> **Task directions**
Extract every line below that contains the word "chevron".

____

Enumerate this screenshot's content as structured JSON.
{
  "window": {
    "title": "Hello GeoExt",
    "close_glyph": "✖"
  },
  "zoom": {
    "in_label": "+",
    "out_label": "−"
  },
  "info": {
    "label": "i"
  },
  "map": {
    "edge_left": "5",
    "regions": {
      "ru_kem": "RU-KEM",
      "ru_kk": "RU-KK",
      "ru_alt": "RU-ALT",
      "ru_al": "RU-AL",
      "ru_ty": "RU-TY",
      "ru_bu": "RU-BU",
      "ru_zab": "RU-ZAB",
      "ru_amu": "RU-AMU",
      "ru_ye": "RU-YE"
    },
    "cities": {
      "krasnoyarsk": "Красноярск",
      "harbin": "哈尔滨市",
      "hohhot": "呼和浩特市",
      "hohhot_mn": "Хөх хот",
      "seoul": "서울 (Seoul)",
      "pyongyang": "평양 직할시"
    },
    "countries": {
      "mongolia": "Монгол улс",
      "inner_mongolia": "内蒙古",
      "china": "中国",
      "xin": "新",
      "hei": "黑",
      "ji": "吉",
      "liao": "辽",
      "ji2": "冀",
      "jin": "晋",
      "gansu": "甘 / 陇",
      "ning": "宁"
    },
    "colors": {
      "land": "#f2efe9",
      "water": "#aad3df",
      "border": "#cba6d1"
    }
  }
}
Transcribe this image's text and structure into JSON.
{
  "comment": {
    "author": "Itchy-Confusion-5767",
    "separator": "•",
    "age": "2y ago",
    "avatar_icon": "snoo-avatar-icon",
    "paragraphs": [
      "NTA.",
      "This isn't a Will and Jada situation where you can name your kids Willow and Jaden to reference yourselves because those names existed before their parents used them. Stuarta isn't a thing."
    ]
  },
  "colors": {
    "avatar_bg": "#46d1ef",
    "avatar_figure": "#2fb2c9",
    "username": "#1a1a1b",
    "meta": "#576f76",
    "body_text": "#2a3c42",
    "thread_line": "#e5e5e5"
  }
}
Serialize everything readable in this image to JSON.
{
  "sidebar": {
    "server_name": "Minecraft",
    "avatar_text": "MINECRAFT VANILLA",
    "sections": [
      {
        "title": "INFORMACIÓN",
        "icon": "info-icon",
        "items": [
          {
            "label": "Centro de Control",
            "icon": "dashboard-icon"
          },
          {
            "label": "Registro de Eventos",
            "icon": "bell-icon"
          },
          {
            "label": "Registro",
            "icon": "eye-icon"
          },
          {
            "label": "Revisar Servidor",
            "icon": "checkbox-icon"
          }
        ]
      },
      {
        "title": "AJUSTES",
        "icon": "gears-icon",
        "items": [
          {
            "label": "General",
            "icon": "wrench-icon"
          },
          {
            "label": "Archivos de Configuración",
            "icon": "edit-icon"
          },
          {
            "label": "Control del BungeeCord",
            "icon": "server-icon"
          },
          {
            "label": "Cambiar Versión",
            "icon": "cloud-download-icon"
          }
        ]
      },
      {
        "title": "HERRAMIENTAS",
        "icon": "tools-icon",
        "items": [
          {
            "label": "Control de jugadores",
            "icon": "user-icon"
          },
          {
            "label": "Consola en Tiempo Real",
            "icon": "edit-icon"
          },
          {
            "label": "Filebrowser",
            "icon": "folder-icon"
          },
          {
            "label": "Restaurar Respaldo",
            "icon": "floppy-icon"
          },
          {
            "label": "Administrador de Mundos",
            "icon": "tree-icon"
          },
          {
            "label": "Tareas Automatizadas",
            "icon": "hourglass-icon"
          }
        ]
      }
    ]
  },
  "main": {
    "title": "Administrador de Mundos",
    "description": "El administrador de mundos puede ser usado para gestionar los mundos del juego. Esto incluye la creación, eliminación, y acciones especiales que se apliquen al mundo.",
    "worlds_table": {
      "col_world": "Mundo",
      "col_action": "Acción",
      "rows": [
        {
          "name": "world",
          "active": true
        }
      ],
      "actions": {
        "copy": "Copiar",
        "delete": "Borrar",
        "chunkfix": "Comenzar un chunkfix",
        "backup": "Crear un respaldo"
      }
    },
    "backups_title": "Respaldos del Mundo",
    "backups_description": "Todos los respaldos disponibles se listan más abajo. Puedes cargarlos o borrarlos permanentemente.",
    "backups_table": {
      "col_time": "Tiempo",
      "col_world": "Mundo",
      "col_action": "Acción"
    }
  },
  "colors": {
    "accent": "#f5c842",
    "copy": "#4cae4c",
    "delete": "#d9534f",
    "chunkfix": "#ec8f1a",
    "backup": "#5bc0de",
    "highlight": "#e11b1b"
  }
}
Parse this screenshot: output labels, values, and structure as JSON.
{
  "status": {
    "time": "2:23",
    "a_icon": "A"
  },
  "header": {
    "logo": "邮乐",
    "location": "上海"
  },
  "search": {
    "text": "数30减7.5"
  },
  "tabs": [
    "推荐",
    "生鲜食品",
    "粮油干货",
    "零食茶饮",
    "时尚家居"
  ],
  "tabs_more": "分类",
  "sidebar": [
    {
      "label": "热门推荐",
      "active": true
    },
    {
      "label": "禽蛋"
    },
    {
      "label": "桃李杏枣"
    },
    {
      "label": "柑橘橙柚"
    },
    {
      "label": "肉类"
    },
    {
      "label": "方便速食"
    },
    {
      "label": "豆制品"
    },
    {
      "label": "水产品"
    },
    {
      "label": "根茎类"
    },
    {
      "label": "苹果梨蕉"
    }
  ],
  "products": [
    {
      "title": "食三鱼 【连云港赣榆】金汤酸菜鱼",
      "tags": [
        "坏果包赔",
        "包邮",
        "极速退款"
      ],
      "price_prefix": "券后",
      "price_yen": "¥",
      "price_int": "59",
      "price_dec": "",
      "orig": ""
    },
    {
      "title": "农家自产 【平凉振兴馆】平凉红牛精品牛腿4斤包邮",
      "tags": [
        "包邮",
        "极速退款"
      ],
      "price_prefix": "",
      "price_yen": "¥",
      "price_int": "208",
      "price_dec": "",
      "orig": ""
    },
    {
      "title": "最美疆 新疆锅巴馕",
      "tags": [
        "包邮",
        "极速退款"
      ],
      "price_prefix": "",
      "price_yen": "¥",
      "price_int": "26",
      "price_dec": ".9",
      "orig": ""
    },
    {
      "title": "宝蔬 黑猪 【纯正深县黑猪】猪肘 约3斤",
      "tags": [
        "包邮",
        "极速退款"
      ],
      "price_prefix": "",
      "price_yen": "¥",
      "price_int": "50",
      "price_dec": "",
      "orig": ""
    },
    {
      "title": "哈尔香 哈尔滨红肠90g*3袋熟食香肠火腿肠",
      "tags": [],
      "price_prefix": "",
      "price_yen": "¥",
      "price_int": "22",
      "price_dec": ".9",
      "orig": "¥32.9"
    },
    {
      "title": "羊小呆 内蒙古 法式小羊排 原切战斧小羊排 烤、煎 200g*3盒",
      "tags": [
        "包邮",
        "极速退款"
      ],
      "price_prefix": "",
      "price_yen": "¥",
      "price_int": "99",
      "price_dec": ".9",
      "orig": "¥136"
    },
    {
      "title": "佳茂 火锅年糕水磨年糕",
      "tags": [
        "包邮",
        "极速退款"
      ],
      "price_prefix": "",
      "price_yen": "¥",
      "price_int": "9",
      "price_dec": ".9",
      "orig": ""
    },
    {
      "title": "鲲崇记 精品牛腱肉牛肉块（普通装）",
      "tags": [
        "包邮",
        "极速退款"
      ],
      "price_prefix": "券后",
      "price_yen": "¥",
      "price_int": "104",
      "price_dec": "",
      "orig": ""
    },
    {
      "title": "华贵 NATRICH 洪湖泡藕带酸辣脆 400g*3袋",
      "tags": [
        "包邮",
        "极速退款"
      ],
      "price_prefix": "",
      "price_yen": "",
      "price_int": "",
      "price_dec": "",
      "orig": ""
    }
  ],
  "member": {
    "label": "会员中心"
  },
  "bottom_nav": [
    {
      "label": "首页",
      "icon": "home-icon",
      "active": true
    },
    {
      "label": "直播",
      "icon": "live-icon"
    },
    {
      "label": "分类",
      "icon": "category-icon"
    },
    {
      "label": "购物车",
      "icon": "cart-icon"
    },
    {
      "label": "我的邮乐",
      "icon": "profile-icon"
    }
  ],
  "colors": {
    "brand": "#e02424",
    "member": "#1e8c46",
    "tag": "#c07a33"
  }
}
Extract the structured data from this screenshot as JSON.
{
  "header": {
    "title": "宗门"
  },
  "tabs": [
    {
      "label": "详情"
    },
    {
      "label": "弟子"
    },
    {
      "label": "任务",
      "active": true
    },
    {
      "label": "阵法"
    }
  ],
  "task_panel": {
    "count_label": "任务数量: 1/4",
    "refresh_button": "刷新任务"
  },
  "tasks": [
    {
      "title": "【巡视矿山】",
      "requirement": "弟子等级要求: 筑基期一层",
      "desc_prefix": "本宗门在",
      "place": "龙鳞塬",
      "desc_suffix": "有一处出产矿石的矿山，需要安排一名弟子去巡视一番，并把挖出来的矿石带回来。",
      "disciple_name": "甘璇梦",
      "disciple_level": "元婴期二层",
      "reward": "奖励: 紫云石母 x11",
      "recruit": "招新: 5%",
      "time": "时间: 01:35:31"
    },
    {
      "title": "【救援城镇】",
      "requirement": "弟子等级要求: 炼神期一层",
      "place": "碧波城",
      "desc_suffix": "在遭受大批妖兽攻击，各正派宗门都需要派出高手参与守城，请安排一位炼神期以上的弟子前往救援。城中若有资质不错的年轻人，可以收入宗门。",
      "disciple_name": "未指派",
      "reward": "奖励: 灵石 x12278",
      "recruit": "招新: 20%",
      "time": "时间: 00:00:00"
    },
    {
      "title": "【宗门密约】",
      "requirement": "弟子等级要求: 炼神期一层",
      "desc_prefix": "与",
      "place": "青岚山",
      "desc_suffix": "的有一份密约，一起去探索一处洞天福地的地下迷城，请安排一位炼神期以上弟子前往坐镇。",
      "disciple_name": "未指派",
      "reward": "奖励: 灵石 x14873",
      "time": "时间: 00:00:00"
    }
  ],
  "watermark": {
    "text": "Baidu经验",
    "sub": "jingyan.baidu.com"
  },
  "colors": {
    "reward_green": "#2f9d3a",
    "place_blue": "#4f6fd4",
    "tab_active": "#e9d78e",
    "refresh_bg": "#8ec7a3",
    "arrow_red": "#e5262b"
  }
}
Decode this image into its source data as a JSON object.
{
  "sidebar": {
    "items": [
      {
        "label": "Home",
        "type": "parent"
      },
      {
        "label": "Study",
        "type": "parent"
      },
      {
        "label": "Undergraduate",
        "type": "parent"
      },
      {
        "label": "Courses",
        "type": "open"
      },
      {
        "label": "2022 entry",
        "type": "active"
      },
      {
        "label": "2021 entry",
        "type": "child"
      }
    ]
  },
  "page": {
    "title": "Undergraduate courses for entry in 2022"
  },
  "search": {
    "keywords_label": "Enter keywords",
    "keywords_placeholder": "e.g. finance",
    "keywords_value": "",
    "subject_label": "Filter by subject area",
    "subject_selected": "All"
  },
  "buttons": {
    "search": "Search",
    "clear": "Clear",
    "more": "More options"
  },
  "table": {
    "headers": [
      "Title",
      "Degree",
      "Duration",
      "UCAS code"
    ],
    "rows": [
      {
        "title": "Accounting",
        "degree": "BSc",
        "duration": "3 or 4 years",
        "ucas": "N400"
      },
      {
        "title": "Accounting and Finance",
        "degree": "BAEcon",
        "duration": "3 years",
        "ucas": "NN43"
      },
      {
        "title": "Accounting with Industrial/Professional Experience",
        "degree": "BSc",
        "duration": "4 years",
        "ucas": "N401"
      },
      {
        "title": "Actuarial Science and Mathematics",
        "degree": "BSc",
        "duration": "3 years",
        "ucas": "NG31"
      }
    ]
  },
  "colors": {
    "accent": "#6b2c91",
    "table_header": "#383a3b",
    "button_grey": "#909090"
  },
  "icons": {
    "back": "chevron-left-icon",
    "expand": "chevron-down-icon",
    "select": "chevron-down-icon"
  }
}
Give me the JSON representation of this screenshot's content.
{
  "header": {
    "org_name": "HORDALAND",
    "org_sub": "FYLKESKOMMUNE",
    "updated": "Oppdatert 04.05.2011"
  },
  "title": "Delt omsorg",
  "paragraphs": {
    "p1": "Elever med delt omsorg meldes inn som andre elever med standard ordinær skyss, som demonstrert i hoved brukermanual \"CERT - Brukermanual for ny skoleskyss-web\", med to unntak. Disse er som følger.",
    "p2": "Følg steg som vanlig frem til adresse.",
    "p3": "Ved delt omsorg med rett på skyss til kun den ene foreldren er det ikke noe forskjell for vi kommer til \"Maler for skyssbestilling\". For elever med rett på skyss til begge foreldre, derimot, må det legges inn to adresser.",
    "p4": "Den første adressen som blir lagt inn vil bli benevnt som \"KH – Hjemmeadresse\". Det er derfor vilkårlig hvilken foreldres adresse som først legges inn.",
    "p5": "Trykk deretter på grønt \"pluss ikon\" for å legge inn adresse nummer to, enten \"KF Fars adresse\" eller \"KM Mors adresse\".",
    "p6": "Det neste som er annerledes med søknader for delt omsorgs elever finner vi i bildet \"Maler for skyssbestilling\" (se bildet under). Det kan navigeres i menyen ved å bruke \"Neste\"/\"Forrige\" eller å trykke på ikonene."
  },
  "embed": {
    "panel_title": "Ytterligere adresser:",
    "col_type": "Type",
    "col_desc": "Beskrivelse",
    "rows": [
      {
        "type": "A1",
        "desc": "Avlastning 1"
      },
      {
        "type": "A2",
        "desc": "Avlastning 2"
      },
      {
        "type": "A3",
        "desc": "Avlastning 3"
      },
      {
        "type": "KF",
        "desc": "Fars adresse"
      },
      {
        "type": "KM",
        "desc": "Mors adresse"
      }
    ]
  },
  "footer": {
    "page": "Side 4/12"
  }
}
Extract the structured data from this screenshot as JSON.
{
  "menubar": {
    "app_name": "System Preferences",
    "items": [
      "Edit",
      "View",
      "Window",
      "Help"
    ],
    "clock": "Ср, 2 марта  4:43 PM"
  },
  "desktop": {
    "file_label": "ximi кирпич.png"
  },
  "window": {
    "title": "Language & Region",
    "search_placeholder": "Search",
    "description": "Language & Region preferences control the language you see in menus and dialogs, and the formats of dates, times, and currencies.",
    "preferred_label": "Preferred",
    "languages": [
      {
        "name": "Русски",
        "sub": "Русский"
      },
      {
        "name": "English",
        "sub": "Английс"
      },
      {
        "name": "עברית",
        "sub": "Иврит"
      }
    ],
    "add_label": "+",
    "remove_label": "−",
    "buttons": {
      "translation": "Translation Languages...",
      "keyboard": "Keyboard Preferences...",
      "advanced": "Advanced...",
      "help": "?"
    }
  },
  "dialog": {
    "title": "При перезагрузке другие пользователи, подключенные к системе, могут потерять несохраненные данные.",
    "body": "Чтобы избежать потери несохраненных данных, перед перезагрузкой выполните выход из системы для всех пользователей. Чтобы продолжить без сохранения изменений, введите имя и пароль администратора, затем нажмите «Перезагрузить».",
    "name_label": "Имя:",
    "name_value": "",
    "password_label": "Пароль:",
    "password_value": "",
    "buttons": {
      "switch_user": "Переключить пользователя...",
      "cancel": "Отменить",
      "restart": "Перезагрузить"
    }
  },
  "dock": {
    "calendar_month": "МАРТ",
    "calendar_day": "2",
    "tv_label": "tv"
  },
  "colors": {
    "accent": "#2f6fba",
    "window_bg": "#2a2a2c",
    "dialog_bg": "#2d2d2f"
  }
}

____

> **Solved problem**
    "back": "chevron-left-icon",
    "expand": "chevron-down-icon",
    "select": "chevron-down-icon"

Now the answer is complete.